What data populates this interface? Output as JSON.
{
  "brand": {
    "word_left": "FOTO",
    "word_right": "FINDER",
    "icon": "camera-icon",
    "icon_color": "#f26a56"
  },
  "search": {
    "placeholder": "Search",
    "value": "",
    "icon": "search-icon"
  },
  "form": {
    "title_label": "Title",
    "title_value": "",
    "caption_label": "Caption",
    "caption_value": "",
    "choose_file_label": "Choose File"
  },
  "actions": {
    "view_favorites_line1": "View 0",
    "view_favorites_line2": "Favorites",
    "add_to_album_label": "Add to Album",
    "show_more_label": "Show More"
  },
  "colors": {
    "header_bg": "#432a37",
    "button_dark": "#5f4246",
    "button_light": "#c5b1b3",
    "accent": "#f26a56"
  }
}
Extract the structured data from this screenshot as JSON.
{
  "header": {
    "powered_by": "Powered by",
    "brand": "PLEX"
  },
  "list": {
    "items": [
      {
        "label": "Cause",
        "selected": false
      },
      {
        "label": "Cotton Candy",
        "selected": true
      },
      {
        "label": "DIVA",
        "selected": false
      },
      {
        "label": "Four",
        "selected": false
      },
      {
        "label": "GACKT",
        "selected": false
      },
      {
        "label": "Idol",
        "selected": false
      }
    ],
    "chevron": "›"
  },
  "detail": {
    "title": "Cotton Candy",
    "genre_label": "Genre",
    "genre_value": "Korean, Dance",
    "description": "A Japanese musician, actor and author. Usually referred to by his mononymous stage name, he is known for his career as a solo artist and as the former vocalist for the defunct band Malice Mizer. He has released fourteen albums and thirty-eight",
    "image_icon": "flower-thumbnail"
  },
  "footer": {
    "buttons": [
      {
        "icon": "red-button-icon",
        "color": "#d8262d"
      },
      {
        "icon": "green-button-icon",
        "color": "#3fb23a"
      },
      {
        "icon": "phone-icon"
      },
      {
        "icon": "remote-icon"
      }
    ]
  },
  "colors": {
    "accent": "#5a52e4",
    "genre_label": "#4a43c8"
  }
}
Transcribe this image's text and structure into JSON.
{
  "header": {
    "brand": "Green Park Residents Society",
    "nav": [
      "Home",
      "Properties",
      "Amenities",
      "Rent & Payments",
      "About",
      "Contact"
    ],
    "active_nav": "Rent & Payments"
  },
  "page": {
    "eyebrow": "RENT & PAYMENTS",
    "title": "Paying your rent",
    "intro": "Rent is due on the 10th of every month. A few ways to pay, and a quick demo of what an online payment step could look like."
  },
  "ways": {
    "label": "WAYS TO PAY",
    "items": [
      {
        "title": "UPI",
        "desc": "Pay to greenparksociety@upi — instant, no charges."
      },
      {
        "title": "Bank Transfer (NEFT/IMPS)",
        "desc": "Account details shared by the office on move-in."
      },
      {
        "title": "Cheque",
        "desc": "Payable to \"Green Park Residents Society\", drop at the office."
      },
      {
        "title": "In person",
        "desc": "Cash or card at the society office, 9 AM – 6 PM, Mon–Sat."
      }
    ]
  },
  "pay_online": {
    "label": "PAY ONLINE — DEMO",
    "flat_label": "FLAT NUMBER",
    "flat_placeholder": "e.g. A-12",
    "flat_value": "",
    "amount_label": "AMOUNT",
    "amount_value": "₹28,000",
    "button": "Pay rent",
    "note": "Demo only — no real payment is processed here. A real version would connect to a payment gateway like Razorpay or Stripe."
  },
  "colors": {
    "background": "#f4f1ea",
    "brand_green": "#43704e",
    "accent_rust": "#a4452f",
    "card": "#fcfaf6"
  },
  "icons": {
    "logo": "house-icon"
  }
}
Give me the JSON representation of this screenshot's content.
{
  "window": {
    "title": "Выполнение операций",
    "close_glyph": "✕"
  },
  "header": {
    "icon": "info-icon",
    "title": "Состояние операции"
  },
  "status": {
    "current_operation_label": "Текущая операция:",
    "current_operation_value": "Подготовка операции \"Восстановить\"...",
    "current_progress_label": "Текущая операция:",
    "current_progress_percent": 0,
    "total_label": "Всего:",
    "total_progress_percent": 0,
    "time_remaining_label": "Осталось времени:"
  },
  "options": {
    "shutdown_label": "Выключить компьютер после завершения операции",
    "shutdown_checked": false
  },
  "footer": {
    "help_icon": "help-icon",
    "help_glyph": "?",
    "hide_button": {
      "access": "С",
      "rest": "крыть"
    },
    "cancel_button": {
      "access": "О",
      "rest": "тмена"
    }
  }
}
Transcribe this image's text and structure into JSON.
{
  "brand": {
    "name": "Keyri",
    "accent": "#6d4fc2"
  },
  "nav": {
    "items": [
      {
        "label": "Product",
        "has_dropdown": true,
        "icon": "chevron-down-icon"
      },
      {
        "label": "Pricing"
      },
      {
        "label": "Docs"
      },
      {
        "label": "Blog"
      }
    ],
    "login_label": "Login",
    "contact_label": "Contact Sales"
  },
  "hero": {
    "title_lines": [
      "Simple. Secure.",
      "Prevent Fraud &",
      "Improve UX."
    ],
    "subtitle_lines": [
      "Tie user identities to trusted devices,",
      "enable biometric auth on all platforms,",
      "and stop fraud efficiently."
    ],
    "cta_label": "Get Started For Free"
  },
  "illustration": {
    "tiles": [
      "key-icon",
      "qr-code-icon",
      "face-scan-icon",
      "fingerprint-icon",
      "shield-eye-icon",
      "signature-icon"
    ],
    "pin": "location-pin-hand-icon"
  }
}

++++++++

Extract every entry above as it appears.

Response below:
What data populates this interface? Output as JSON.
{
  "brand": {
    "word_left": "FOTO",
    "word_right": "FINDER",
    "icon": "camera-icon",
    "icon_color": "#f26a56"
  },
  "search": {
    "placeholder": "Search",
    "value": "",
    "icon": "search-icon"
  },
  "form": {
    "title_label": "Title",
    "title_value": "",
    "caption_label": "Caption",
    "caption_value": "",
    "choose_file_label": "Choose File"
  },
  "actions": {
    "view_favorites_line1": "View 0",
    "view_favorites_line2": "Favorites",
    "add_to_album_label": "Add to Album",
    "show_more_label": "Show More"
  },
  "colors": {
    "header_bg": "#432a37",
    "button_dark": "#5f4246",
    "button_light": "#c5b1b3",
    "accent": "#f26a56"
  }
}
Extract the structured data from this screenshot as JSON.
{
  "header": {
    "powered_by": "Powered by",
    "brand": "PLEX"
  },
  "list": {
    "items": [
      {
        "label": "Cause",
        "selected": false
      },
      {
        "label": "Cotton Candy",
        "selected": true
      },
      {
        "label": "DIVA",
        "selected": false
      },
      {
        "label": "Four",
        "selected": false
      },
      {
        "label": "GACKT",
        "selected": false
      },
      {
        "label": "Idol",
        "selected": false
      }
    ],
    "chevron": "›"
  },
  "detail": {
    "title": "Cotton Candy",
    "genre_label": "Genre",
    "genre_value": "Korean, Dance",
    "description": "A Japanese musician, actor and author. Usually referred to by his mononymous stage name, he is known for his career as a solo artist and as the former vocalist for the defunct band Malice Mizer. He has released fourteen albums and thirty-eight",
    "image_icon": "flower-thumbnail"
  },
  "footer": {
    "buttons": [
      {
        "icon": "red-button-icon",
        "color": "#d8262d"
      },
      {
        "icon": "green-button-icon",
        "color": "#3fb23a"
      },
      {
        "icon": "phone-icon"
      },
      {
        "icon": "remote-icon"
      }
    ]
  },
  "colors": {
    "accent": "#5a52e4",
    "genre_label": "#4a43c8"
  }
}
Transcribe this image's text and structure into JSON.
{
  "header": {
    "brand": "Green Park Residents Society",
    "nav": [
      "Home",
      "Properties",
      "Amenities",
      "Rent & Payments",
      "About",
      "Contact"
    ],
    "active_nav": "Rent & Payments"
  },
  "page": {
    "eyebrow": "RENT & PAYMENTS",
    "title": "Paying your rent",
    "intro": "Rent is due on the 10th of every month. A few ways to pay, and a quick demo of what an online payment step could look like."
  },
  "ways": {
    "label": "WAYS TO PAY",
    "items": [
      {
        "title": "UPI",
        "desc": "Pay to greenparksociety@upi — instant, no charges."
      },
      {
        "title": "Bank Transfer (NEFT/IMPS)",
        "desc": "Account details shared by the office on move-in."
      },
      {
        "title": "Cheque",
        "desc": "Payable to \"Green Park Residents Society\", drop at the office."
      },
      {
        "title": "In person",
        "desc": "Cash or card at the society office, 9 AM – 6 PM, Mon–Sat."
      }
    ]
  },
  "pay_online": {
    "label": "PAY ONLINE — DEMO",
    "flat_label": "FLAT NUMBER",
    "flat_placeholder": "e.g. A-12",
    "flat_value": "",
    "amount_label": "AMOUNT",
    "amount_value": "₹28,000",
    "button": "Pay rent",
    "note": "Demo only — no real payment is processed here. A real version would connect to a payment gateway like Razorpay or Stripe."
  },
  "colors": {
    "background": "#f4f1ea",
    "brand_green": "#43704e",
    "accent_rust": "#a4452f",
    "card": "#fcfaf6"
  },
  "icons": {
    "logo": "house-icon"
  }
}
Give me the JSON representation of this screenshot's content.
{
  "window": {
    "title": "Выполнение операций",
    "close_glyph": "✕"
  },
  "header": {
    "icon": "info-icon",
    "title": "Состояние операции"
  },
  "status": {
    "current_operation_label": "Текущая операция:",
    "current_operation_value": "Подготовка операции \"Восстановить\"...",
    "current_progress_label": "Текущая операция:",
    "current_progress_percent": 0,
    "total_label": "Всего:",
    "total_progress_percent": 0,
    "time_remaining_label": "Осталось времени:"
  },
  "options": {
    "shutdown_label": "Выключить компьютер после завершения операции",
    "shutdown_checked": false
  },
  "footer": {
    "help_icon": "help-icon",
    "help_glyph": "?",
    "hide_button": {
      "access": "С",
      "rest": "крыть"
    },
    "cancel_button": {
      "access": "О",
      "rest": "тмена"
    }
  }
}
Transcribe this image's text and structure into JSON.
{
  "brand": {
    "name": "Keyri",
    "accent": "#6d4fc2"
  },
  "nav": {
    "items": [
      {
        "label": "Product",
        "has_dropdown": true,
        "icon": "chevron-down-icon"
      },
      {
        "label": "Pricing"
      },
      {
        "label": "Docs"
      },
      {
        "label": "Blog"
      }
    ],
    "login_label": "Login",
    "contact_label": "Contact Sales"
  },
  "hero": {
    "title_lines": [
      "Simple. Secure.",
      "Prevent Fraud &",
      "Improve UX."
    ],
    "subtitle_lines": [
      "Tie user identities to trusted devices,",
      "enable biometric auth on all platforms,",
      "and stop fraud efficiently."
    ],
    "cta_label": "Get Started For Free"
  },
  "illustration": {
    "tiles": [
      "key-icon",
      "qr-code-icon",
      "face-scan-icon",
      "fingerprint-icon",
      "shield-eye-icon",
      "signature-icon"
    ],
    "pin": "location-pin-hand-icon"
  }
}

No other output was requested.